Given information:
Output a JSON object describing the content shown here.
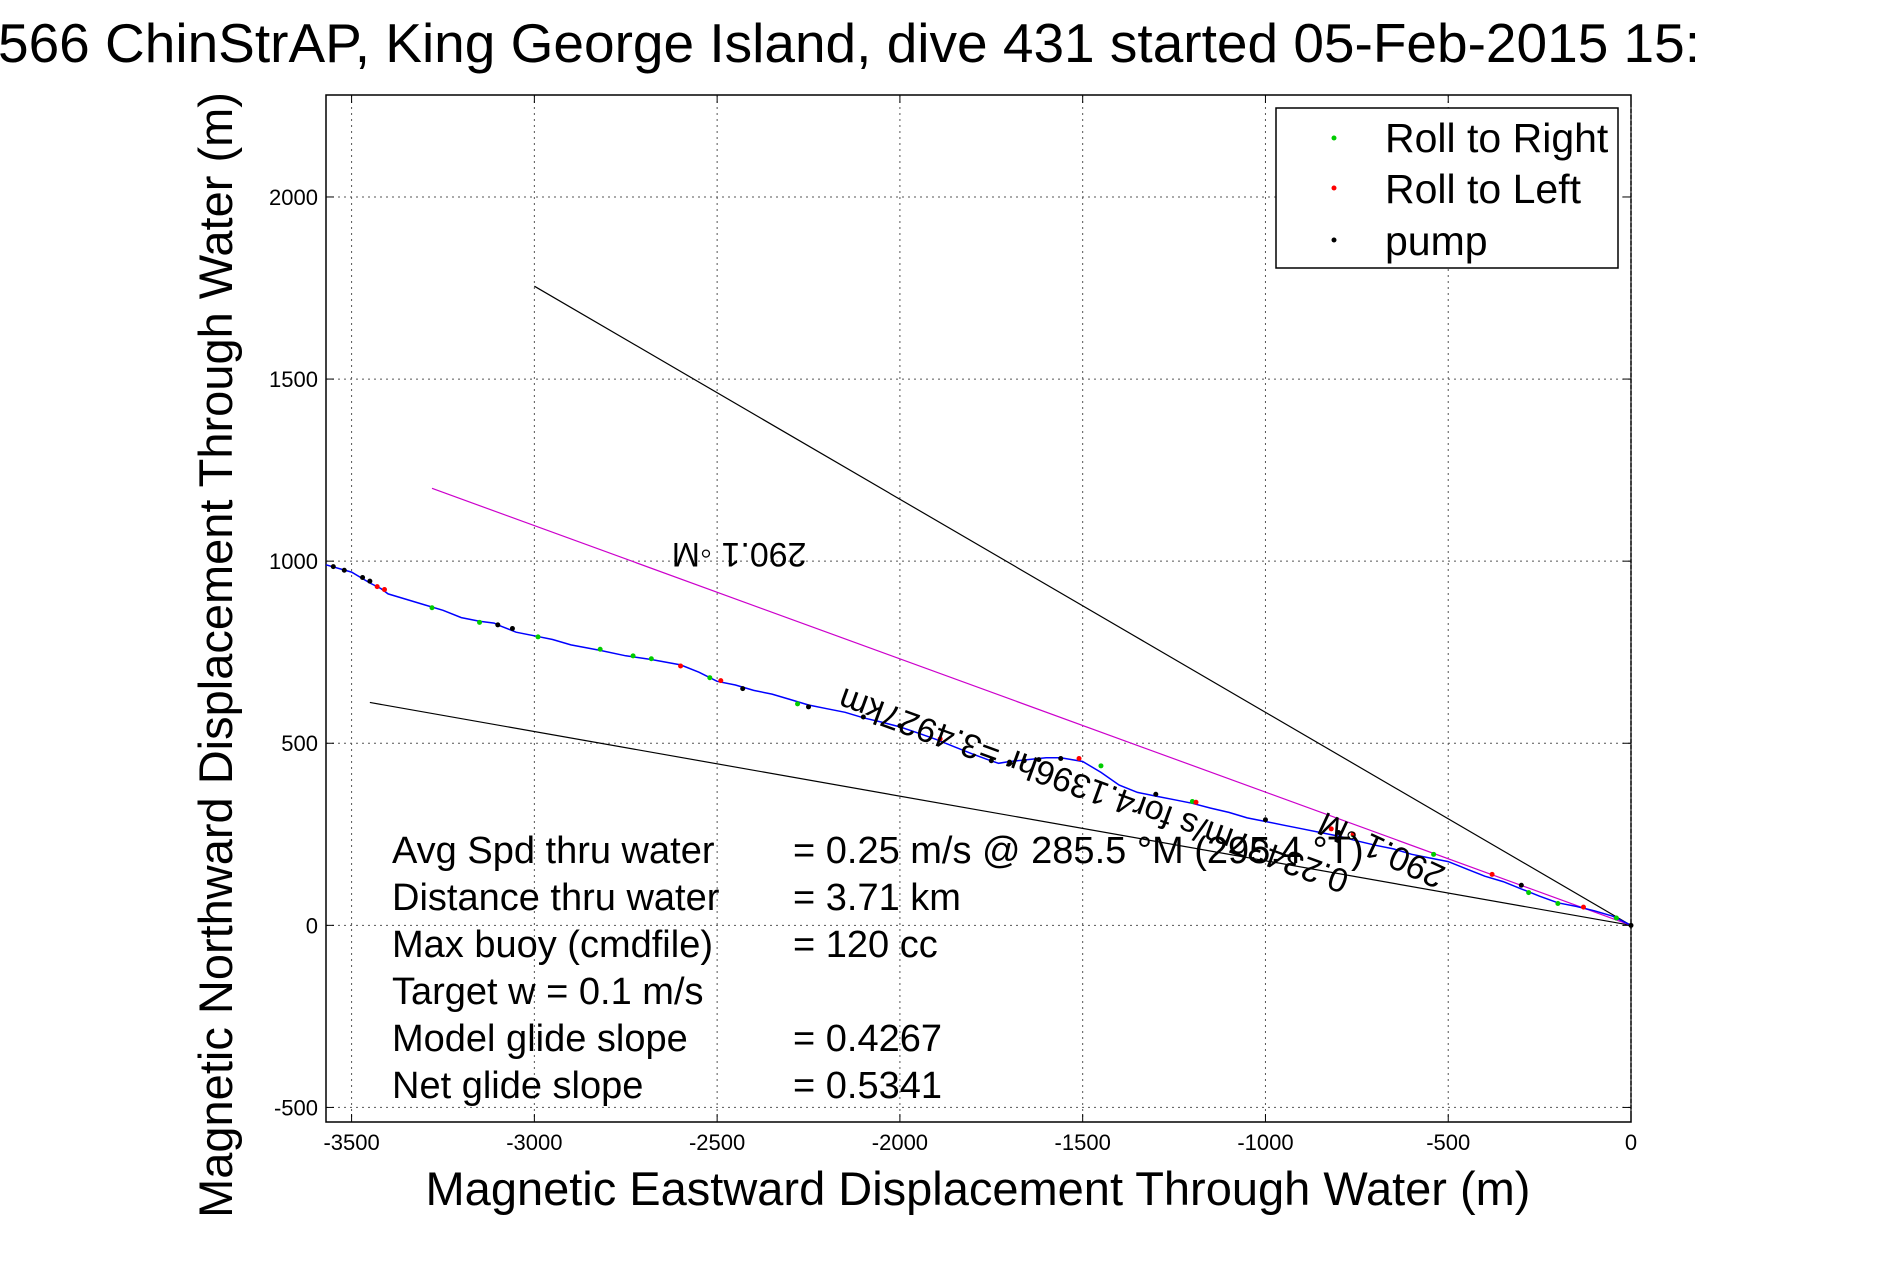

---

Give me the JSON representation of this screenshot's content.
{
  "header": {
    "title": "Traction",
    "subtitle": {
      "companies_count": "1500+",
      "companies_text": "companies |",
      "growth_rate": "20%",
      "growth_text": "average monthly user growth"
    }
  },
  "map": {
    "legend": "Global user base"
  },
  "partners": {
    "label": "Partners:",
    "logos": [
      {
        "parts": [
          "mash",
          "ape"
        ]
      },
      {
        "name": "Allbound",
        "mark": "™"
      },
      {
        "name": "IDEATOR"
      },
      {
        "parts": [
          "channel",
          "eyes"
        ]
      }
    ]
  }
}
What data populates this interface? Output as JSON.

Exercise requirements: Repeat, unchanged, every line from the one that contains "Give me the" to the one that contains "What data populates", including both, and no other line.

Task result:
Give me the JSON representation of this screenshot's content.
{
  "header": {
    "title": "Traction",
    "subtitle": {
      "companies_count": "1500+",
      "companies_text": "companies |",
      "growth_rate": "20%",
      "growth_text": "average monthly user growth"
    }
  },
  "map": {
    "legend": "Global user base"
  },
  "partners": {
    "label": "Partners:",
    "logos": [
      {
        "parts": [
          "mash",
          "ape"
        ]
      },
      {
        "name": "Allbound",
        "mark": "™"
      },
      {
        "name": "IDEATOR"
      },
      {
        "parts": [
          "channel",
          "eyes"
        ]
      }
    ]
  }
}
What data populates this interface? Output as JSON.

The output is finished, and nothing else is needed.